=== Exercise objective ===
Go through the listing and write out all of it exactly.

=== Data excerpts ===

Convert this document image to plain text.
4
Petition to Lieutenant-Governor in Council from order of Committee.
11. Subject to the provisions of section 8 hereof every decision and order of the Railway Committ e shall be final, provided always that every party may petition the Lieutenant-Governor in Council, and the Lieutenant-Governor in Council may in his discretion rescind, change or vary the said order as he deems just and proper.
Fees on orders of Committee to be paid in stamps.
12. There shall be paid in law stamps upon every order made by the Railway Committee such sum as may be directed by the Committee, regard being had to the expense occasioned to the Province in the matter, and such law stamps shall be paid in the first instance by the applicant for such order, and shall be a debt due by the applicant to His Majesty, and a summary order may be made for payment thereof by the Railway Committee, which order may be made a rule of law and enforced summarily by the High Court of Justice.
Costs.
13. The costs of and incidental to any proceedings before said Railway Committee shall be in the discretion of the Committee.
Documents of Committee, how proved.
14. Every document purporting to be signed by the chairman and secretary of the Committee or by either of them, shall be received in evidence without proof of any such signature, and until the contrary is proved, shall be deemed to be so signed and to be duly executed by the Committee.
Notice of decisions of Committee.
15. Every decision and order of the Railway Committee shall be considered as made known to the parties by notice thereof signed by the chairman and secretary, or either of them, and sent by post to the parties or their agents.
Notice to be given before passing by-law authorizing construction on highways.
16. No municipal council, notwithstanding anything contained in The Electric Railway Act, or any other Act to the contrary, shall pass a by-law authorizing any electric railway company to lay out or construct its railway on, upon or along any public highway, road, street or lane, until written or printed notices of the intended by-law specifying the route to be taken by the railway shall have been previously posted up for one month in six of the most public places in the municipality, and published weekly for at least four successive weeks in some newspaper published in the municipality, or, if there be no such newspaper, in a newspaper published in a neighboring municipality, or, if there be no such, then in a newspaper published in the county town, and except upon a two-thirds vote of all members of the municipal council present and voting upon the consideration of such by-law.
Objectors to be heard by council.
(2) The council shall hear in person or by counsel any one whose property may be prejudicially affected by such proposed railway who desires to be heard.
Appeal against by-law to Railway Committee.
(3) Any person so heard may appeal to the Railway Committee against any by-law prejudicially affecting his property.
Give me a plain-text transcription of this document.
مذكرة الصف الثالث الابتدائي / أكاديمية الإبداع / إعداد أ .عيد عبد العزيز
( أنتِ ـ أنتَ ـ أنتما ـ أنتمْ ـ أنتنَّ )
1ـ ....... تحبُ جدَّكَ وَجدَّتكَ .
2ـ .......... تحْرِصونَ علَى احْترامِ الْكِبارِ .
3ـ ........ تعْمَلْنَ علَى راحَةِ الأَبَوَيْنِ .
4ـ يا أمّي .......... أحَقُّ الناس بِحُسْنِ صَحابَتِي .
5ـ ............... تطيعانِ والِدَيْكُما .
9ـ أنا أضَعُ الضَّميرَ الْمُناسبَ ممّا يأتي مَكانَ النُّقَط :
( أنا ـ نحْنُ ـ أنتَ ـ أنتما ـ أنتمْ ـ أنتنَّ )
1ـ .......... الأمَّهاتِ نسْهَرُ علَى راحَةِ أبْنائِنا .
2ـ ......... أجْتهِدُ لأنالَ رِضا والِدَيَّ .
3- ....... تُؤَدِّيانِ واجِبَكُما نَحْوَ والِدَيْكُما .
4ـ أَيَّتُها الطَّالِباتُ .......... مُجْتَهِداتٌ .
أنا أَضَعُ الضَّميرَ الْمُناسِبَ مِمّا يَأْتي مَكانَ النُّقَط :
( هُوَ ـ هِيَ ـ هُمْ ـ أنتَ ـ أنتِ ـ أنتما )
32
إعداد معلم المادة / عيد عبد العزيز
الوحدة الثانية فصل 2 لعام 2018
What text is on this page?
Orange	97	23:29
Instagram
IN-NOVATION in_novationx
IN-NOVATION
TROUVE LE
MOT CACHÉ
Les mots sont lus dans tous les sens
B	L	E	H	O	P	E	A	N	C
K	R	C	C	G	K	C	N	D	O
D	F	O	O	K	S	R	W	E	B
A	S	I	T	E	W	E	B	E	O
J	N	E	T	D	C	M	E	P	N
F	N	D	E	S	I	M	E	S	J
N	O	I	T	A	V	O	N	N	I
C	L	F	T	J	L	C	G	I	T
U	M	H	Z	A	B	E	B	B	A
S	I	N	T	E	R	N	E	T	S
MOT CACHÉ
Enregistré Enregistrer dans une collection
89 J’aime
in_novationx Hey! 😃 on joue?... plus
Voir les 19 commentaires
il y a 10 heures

=== Task solution ===
Convert this document image to plain text.
4
Petition to Lieutenant-Governor in Council from order of Committee.
11. Subject to the provisions of section 8 hereof every decision and order of the Railway Committ e shall be final, provided always that every party may petition the Lieutenant-Governor in Council, and the Lieutenant-Governor in Council may in his discretion rescind, change or vary the said order as he deems just and proper.
Fees on orders of Committee to be paid in stamps.
12. There shall be paid in law stamps upon every order made by the Railway Committee such sum as may be directed by the Committee, regard being had to the expense occasioned to the Province in the matter, and such law stamps shall be paid in the first instance by the applicant for such order, and shall be a debt due by the applicant to His Majesty, and a summary order may be made for payment thereof by the Railway Committee, which order may be made a rule of law and enforced summarily by the High Court of Justice.
Costs.
13. The costs of and incidental to any proceedings before said Railway Committee shall be in the discretion of the Committee.
Documents of Committee, how proved.
14. Every document purporting to be signed by the chairman and secretary of the Committee or by either of them, shall be received in evidence without proof of any such signature, and until the contrary is proved, shall be deemed to be so signed and to be duly executed by the Committee.
Notice of decisions of Committee.
15. Every decision and order of the Railway Committee shall be considered as made known to the parties by notice thereof signed by the chairman and secretary, or either of them, and sent by post to the parties or their agents.
Notice to be given before passing by-law authorizing construction on highways.
16. No municipal council, notwithstanding anything contained in The Electric Railway Act, or any other Act to the contrary, shall pass a by-law authorizing any electric railway company to lay out or construct its railway on, upon or along any public highway, road, street or lane, until written or printed notices of the intended by-law specifying the route to be taken by the railway shall have been previously posted up for one month in six of the most public places in the municipality, and published weekly for at least four successive weeks in some newspaper published in the municipality, or, if there be no such newspaper, in a newspaper published in a neighboring municipality, or, if there be no such, then in a newspaper published in the county town, and except upon a two-thirds vote of all members of the municipal council present and voting upon the consideration of such by-law.
Objectors to be heard by council.
(2) The council shall hear in person or by counsel any one whose property may be prejudicially affected by such proposed railway who desires to be heard.
Appeal against by-law to Railway Committee.
(3) Any person so heard may appeal to the Railway Committee against any by-law prejudicially affecting his property.
Give me a plain-text transcription of this document.
مذكرة الصف الثالث الابتدائي / أكاديمية الإبداع / إعداد أ .عيد عبد العزيز
( أنتِ ـ أنتَ ـ أنتما ـ أنتمْ ـ أنتنَّ )
1ـ ....... تحبُ جدَّكَ وَجدَّتكَ .
2ـ .......... تحْرِصونَ علَى احْترامِ الْكِبارِ .
3ـ ........ تعْمَلْنَ علَى راحَةِ الأَبَوَيْنِ .
4ـ يا أمّي .......... أحَقُّ الناس بِحُسْنِ صَحابَتِي .
5ـ ............... تطيعانِ والِدَيْكُما .
9ـ أنا أضَعُ الضَّميرَ الْمُناسبَ ممّا يأتي مَكانَ النُّقَط :
( أنا ـ نحْنُ ـ أنتَ ـ أنتما ـ أنتمْ ـ أنتنَّ )
1ـ .......... الأمَّهاتِ نسْهَرُ علَى راحَةِ أبْنائِنا .
2ـ ......... أجْتهِدُ لأنالَ رِضا والِدَيَّ .
3- ....... تُؤَدِّيانِ واجِبَكُما نَحْوَ والِدَيْكُما .
4ـ أَيَّتُها الطَّالِباتُ .......... مُجْتَهِداتٌ .
أنا أَضَعُ الضَّميرَ الْمُناسِبَ مِمّا يَأْتي مَكانَ النُّقَط :
( هُوَ ـ هِيَ ـ هُمْ ـ أنتَ ـ أنتِ ـ أنتما )
32
إعداد معلم المادة / عيد عبد العزيز
الوحدة الثانية فصل 2 لعام 2018
What text is on this page?
Orange	97	23:29
Instagram
IN-NOVATION in_novationx
IN-NOVATION
TROUVE LE
MOT CACHÉ
Les mots sont lus dans tous les sens
B	L	E	H	O	P	E	A	N	C
K	R	C	C	G	K	C	N	D	O
D	F	O	O	K	S	R	W	E	B
A	S	I	T	E	W	E	B	E	O
J	N	E	T	D	C	M	E	P	N
F	N	D	E	S	I	M	E	S	J
N	O	I	T	A	V	O	N	N	I
C	L	F	T	J	L	C	G	I	T
U	M	H	Z	A	B	E	B	B	A
S	I	N	T	E	R	N	E	T	S
MOT CACHÉ
Enregistré Enregistrer dans une collection
89 J’aime
in_novationx Hey! 😃 on joue?... plus
Voir les 19 commentaires
il y a 10 heures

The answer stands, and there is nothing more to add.